**Data provided:**
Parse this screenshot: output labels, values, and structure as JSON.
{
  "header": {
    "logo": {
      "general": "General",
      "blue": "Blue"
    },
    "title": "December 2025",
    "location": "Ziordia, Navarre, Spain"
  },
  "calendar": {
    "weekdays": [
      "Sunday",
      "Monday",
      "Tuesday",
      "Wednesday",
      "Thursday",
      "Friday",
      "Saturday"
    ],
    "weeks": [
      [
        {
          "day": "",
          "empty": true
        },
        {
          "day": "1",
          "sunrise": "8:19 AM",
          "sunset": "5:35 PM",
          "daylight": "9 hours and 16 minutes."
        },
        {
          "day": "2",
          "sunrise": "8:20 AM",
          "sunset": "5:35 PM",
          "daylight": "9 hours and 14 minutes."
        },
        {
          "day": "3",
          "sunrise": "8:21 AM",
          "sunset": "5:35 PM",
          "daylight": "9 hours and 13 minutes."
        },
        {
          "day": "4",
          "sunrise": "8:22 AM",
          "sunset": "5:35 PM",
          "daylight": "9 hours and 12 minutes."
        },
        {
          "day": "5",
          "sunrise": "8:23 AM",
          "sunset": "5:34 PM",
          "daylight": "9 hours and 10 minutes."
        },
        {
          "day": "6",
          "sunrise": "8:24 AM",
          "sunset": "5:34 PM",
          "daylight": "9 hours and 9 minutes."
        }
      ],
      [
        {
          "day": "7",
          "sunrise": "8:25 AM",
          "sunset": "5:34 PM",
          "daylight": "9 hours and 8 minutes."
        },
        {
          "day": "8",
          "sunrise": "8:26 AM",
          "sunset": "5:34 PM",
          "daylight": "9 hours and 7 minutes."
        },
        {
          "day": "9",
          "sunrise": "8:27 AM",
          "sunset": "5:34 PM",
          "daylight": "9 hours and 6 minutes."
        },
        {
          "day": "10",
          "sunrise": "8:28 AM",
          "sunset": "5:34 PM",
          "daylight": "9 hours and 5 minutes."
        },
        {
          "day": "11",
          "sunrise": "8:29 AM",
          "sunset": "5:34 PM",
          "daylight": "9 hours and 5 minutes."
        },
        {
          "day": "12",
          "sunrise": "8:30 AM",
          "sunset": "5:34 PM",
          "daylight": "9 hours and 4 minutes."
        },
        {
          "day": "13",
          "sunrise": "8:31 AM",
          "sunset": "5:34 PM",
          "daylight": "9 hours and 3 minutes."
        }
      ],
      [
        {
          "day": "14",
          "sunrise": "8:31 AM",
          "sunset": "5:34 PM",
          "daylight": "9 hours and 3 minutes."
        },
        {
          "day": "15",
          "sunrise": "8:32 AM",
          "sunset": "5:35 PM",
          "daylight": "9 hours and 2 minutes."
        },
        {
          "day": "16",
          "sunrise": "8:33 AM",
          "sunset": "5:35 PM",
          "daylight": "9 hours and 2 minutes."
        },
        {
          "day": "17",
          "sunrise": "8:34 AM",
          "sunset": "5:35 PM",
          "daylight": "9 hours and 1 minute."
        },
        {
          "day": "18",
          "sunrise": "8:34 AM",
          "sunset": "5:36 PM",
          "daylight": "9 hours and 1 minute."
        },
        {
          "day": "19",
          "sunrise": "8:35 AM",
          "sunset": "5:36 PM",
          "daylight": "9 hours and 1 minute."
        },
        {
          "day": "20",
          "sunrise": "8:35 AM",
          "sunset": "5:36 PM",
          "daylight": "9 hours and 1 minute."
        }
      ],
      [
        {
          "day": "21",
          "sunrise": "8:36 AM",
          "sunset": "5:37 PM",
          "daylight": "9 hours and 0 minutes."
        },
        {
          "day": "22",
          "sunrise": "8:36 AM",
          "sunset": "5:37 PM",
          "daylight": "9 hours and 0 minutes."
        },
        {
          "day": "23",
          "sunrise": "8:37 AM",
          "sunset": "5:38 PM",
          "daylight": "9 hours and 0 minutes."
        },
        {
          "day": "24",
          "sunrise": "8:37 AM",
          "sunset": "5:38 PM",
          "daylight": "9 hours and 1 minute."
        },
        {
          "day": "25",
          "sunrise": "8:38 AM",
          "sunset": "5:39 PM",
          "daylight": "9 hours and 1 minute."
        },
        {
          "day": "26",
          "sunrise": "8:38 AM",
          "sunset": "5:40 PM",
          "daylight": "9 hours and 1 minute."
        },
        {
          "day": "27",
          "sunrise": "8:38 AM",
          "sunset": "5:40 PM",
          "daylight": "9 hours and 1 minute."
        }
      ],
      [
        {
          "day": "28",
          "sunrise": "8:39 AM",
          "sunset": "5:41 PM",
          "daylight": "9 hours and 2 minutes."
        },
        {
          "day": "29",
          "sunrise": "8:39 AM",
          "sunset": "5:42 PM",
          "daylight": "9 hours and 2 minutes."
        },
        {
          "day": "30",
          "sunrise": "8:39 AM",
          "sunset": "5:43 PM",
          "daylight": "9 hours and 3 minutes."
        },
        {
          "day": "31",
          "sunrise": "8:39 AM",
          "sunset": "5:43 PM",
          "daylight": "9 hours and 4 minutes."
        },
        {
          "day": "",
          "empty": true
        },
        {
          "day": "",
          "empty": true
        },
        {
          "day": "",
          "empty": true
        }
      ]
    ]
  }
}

**Task prompt:** Your task is to output the full set of records exactly as presented.

**Complete output:**
Parse this screenshot: output labels, values, and structure as JSON.
{
  "header": {
    "logo": {
      "general": "General",
      "blue": "Blue"
    },
    "title": "December 2025",
    "location": "Ziordia, Navarre, Spain"
  },
  "calendar": {
    "weekdays": [
      "Sunday",
      "Monday",
      "Tuesday",
      "Wednesday",
      "Thursday",
      "Friday",
      "Saturday"
    ],
    "weeks": [
      [
        {
          "day": "",
          "empty": true
        },
        {
          "day": "1",
          "sunrise": "8:19 AM",
          "sunset": "5:35 PM",
          "daylight": "9 hours and 16 minutes."
        },
        {
          "day": "2",
          "sunrise": "8:20 AM",
          "sunset": "5:35 PM",
          "daylight": "9 hours and 14 minutes."
        },
        {
          "day": "3",
          "sunrise": "8:21 AM",
          "sunset": "5:35 PM",
          "daylight": "9 hours and 13 minutes."
        },
        {
          "day": "4",
          "sunrise": "8:22 AM",
          "sunset": "5:35 PM",
          "daylight": "9 hours and 12 minutes."
        },
        {
          "day": "5",
          "sunrise": "8:23 AM",
          "sunset": "5:34 PM",
          "daylight": "9 hours and 10 minutes."
        },
        {
          "day": "6",
          "sunrise": "8:24 AM",
          "sunset": "5:34 PM",
          "daylight": "9 hours and 9 minutes."
        }
      ],
      [
        {
          "day": "7",
          "sunrise": "8:25 AM",
          "sunset": "5:34 PM",
          "daylight": "9 hours and 8 minutes."
        },
        {
          "day": "8",
          "sunrise": "8:26 AM",
          "sunset": "5:34 PM",
          "daylight": "9 hours and 7 minutes."
        },
        {
          "day": "9",
          "sunrise": "8:27 AM",
          "sunset": "5:34 PM",
          "daylight": "9 hours and 6 minutes."
        },
        {
          "day": "10",
          "sunrise": "8:28 AM",
          "sunset": "5:34 PM",
          "daylight": "9 hours and 5 minutes."
        },
        {
          "day": "11",
          "sunrise": "8:29 AM",
          "sunset": "5:34 PM",
          "daylight": "9 hours and 5 minutes."
        },
        {
          "day": "12",
          "sunrise": "8:30 AM",
          "sunset": "5:34 PM",
          "daylight": "9 hours and 4 minutes."
        },
        {
          "day": "13",
          "sunrise": "8:31 AM",
          "sunset": "5:34 PM",
          "daylight": "9 hours and 3 minutes."
        }
      ],
      [
        {
          "day": "14",
          "sunrise": "8:31 AM",
          "sunset": "5:34 PM",
          "daylight": "9 hours and 3 minutes."
        },
        {
          "day": "15",
          "sunrise": "8:32 AM",
          "sunset": "5:35 PM",
          "daylight": "9 hours and 2 minutes."
        },
        {
          "day": "16",
          "sunrise": "8:33 AM",
          "sunset": "5:35 PM",
          "daylight": "9 hours and 2 minutes."
        },
        {
          "day": "17",
          "sunrise": "8:34 AM",
          "sunset": "5:35 PM",
          "daylight": "9 hours and 1 minute."
        },
        {
          "day": "18",
          "sunrise": "8:34 AM",
          "sunset": "5:36 PM",
          "daylight": "9 hours and 1 minute."
        },
        {
          "day": "19",
          "sunrise": "8:35 AM",
          "sunset": "5:36 PM",
          "daylight": "9 hours and 1 minute."
        },
        {
          "day": "20",
          "sunrise": "8:35 AM",
          "sunset": "5:36 PM",
          "daylight": "9 hours and 1 minute."
        }
      ],
      [
        {
          "day": "21",
          "sunrise": "8:36 AM",
          "sunset": "5:37 PM",
          "daylight": "9 hours and 0 minutes."
        },
        {
          "day": "22",
          "sunrise": "8:36 AM",
          "sunset": "5:37 PM",
          "daylight": "9 hours and 0 minutes."
        },
        {
          "day": "23",
          "sunrise": "8:37 AM",
          "sunset": "5:38 PM",
          "daylight": "9 hours and 0 minutes."
        },
        {
          "day": "24",
          "sunrise": "8:37 AM",
          "sunset": "5:38 PM",
          "daylight": "9 hours and 1 minute."
        },
        {
          "day": "25",
          "sunrise": "8:38 AM",
          "sunset": "5:39 PM",
          "daylight": "9 hours and 1 minute."
        },
        {
          "day": "26",
          "sunrise": "8:38 AM",
          "sunset": "5:40 PM",
          "daylight": "9 hours and 1 minute."
        },
        {
          "day": "27",
          "sunrise": "8:38 AM",
          "sunset": "5:40 PM",
          "daylight": "9 hours and 1 minute."
        }
      ],
      [
        {
          "day": "28",
          "sunrise": "8:39 AM",
          "sunset": "5:41 PM",
          "daylight": "9 hours and 2 minutes."
        },
        {
          "day": "29",
          "sunrise": "8:39 AM",
          "sunset": "5:42 PM",
          "daylight": "9 hours and 2 minutes."
        },
        {
          "day": "30",
          "sunrise": "8:39 AM",
          "sunset": "5:43 PM",
          "daylight": "9 hours and 3 minutes."
        },
        {
          "day": "31",
          "sunrise": "8:39 AM",
          "sunset": "5:43 PM",
          "daylight": "9 hours and 4 minutes."
        },
        {
          "day": "",
          "empty": true
        },
        {
          "day": "",
          "empty": true
        },
        {
          "day": "",
          "empty": true
        }
      ]
    ]
  }
}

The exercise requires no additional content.